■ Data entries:

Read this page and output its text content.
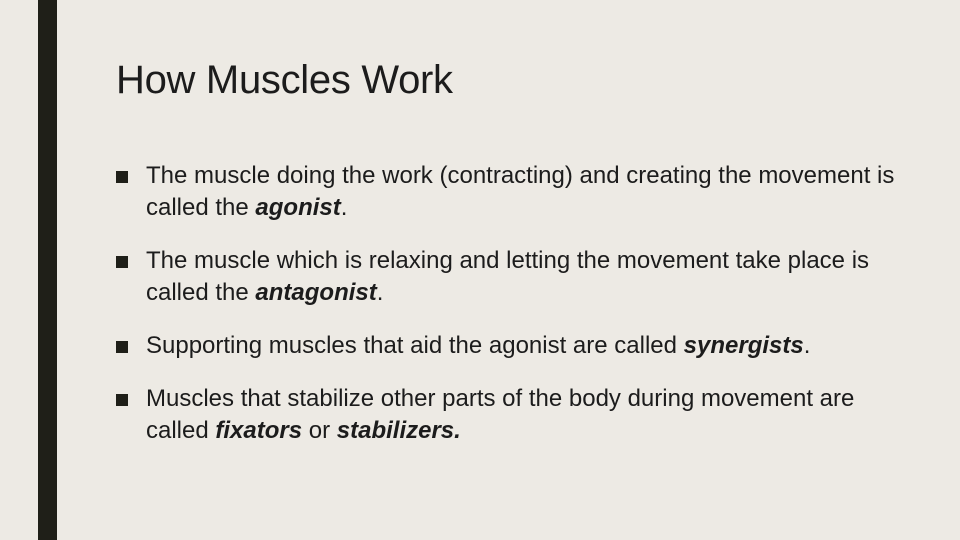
How Muscles Work
The muscle doing the work (contracting) and creating the movement is called the agonist.
The muscle which is relaxing and letting the movement take place is called the antagonist.
Supporting muscles that aid the agonist are called synergists.
Muscles that stabilize other parts of the body during movement are called fixators or stabilizers.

■ TO DO:
Reproduce every line exactly and omit all pictures.

■ CORRECT RESULT:
Read this page and output its text content.
How Muscles Work
The muscle doing the work (contracting) and creating the movement is called the agonist.
The muscle which is relaxing and letting the movement take place is called the antagonist.
Supporting muscles that aid the agonist are called synergists.
Muscles that stabilize other parts of the body during movement are called fixators or stabilizers.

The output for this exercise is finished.